Task instructions: Repeat the lines from the line with "text-line: en dehors" to the line with "text-line: vorables au", substituting "four" for "fourneau" and changing nothing else.

[begin Material for this task]

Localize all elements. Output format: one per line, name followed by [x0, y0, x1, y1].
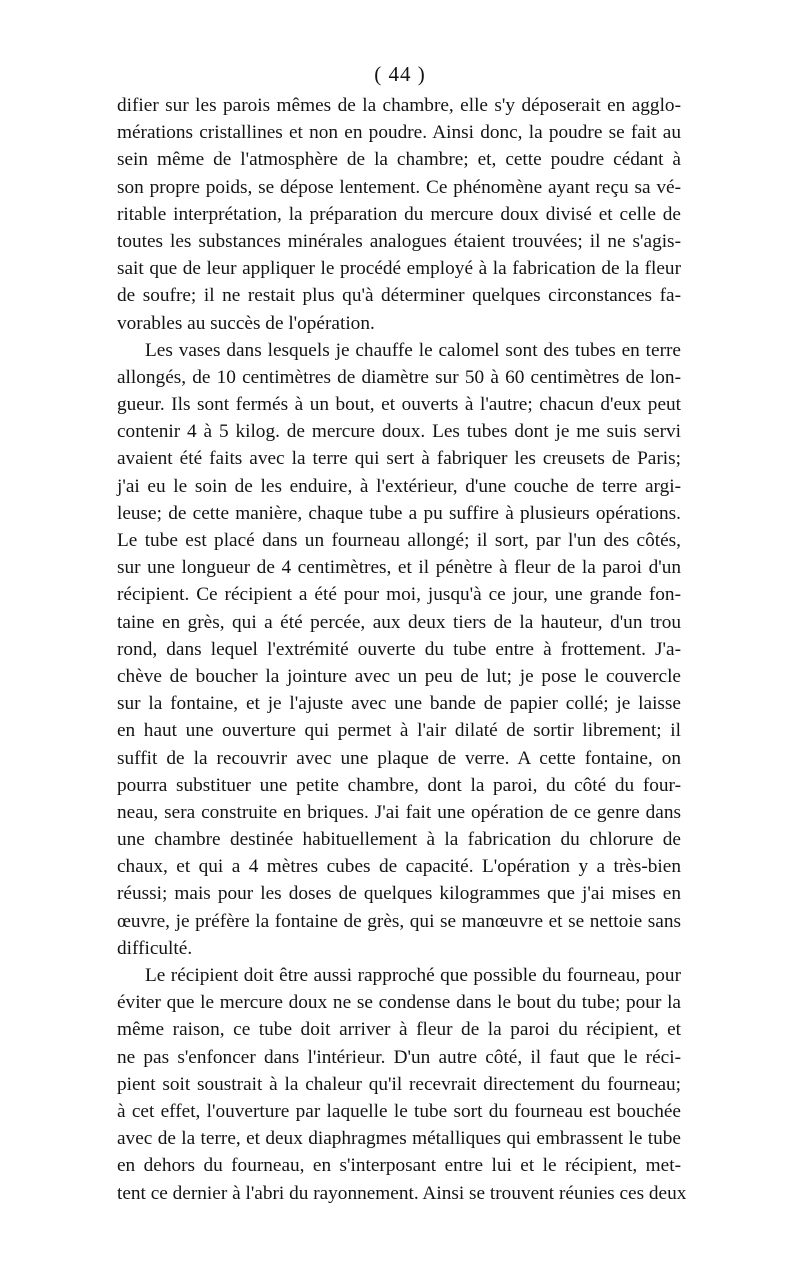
text-line: en dehors du fourneau, en s'interposant entre lui et le récipient, met-: [117, 1155, 681, 1177]
text-line: allongés, de 10 centimètres de diamètre sur 50 à 60 centimètres de lon-: [117, 366, 681, 388]
text-line: sait que de leur appliquer le procédé employé à la fabrication de la fleur: [117, 258, 681, 280]
paragraph: [117, 962, 687, 1207]
text-line: vorables au succès de l'opération.: [117, 312, 375, 334]
text-line: contenir 4 à 5 kilog. de mercure doux. Les tubes dont je me suis servi: [117, 421, 681, 443]
text-line: en haut une ouverture qui permet à l'air dilaté de sortir librement; il: [117, 720, 681, 742]
text-line: pient soit soustrait à la chaleur qu'il recevrait directement du fourneau;: [117, 1073, 681, 1095]
text-line: difier sur les parois mêmes de la chambre, elle s'y déposerait en agglo-: [117, 95, 681, 116]
body-text: [117, 92, 687, 1207]
text-line: Les vases dans lesquels je chauffe le calomel sont des tubes en terre: [145, 339, 681, 361]
text-line: suffit de la recouvrir avec une plaque de verre. A cette fontaine, on: [117, 747, 681, 769]
text-line: leuse; de cette manière, chaque tube a pu suffire à plusieurs opérations.: [117, 502, 681, 524]
text-line: avec de la terre, et deux diaphragmes métalliques qui embrassent le tube: [117, 1128, 681, 1150]
text-line: Le tube est placé dans un fourneau allongé; il sort, par l'un des côtés,: [117, 530, 681, 551]
text-line: ne pas s'enfoncer dans l'intérieur. D'un autre côté, il faut que le réci-: [117, 1046, 681, 1068]
text-line: une chambre destinée habituellement à la fabrication du chlorure de: [117, 829, 681, 851]
text-line: œuvre, je préfère la fontaine de grès, qui se manœuvre et se nettoie sans: [117, 910, 681, 932]
text-line: à cet effet, l'ouverture par laquelle le tube sort du fourneau est bouchée: [117, 1100, 681, 1122]
page-number: ( 44 ): [374, 62, 426, 86]
text-line: rond, dans lequel l'extrémité ouverte du tube entre à frottement. J'a-: [117, 638, 681, 660]
text-line: éviter que le mercure doux ne se condense dans le bout du tube; pour la: [117, 992, 681, 1014]
text-line: sein même de l'atmosphère de la chambre; et, cette poudre cédant à: [117, 149, 681, 171]
text-line: Le récipient doit être aussi rapproché que possible du fourneau, pour: [145, 965, 681, 986]
text-line: avaient été faits avec la terre qui sert à fabriquer les creusets de Paris;: [117, 448, 681, 470]
text-line: son propre poids, se dépose lentement. Ce phénomène ayant reçu sa vé-: [117, 176, 681, 198]
text-line: sur la fontaine, et je l'ajuste avec une bande de papier collé; je laisse: [117, 693, 681, 715]
text-line: réussi; mais pour les doses de quelques kilogrammes que j'ai mises en: [117, 883, 681, 905]
text-line: sur une longueur de 4 centimètres, et il pénètre à fleur de la paroi d'un: [117, 557, 681, 579]
text-line: difficulté.: [117, 937, 193, 959]
text-line: tent ce dernier à l'abri du rayonnement. Ainsi se trouvent réunies ces deux: [117, 1182, 687, 1204]
text-line: taine en grès, qui a été percée, aux deux tiers de la hauteur, d'un trou: [117, 611, 681, 633]
text-line: chaux, et qui a 4 mètres cubes de capacité. L'opération y a très-bien: [117, 856, 681, 878]
text-line: ritable interprétation, la préparation du mercure doux divisé et celle de: [117, 203, 681, 225]
text-line: même raison, ce tube doit arriver à fleur de la paroi du récipient, et: [117, 1019, 681, 1041]
paragraph: [117, 92, 681, 337]
paragraph: [117, 337, 681, 962]
text-line: toutes les substances minérales analogues étaient trouvées; il ne s'agis-: [117, 230, 681, 252]
text-line: mérations cristallines et non en poudre. Ainsi donc, la poudre se fait au: [117, 122, 681, 144]
text-line: chève de boucher la jointure avec un peu de lut; je pose le couvercle: [117, 665, 681, 687]
text-line: de soufre; il ne restait plus qu'à déterminer quelques circonstances fa-: [117, 285, 681, 307]
text-line: pourra substituer une petite chambre, dont la paroi, du côté du four-: [117, 774, 681, 796]
text-line: j'ai eu le soin de les enduire, à l'extérieur, d'une couche de terre argi-: [117, 475, 681, 497]
text-line: neau, sera construite en briques. J'ai fait une opération de ce genre dans: [117, 801, 681, 823]
text-line: gueur. Ils sont fermés à un bout, et ouverts à l'autre; chacun d'eux peut: [117, 394, 681, 416]
text-line: récipient. Ce récipient a été pour moi, jusqu'à ce jour, une grande fon-: [117, 584, 681, 606]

[end Material for this task]

Answer for this exercise:
text-line: en dehors du four, en s'interposant entre lui et le récipient, met-: [117, 1155, 681, 1177]
text-line: allongés, de 10 centimètres de diamètre sur 50 à 60 centimètres de lon-: [117, 366, 681, 388]
text-line: sait que de leur appliquer le procédé employé à la fabrication de la fleur: [117, 258, 681, 280]
paragraph: [117, 962, 687, 1207]
text-line: vorables au succès de l'opération.: [117, 312, 375, 334]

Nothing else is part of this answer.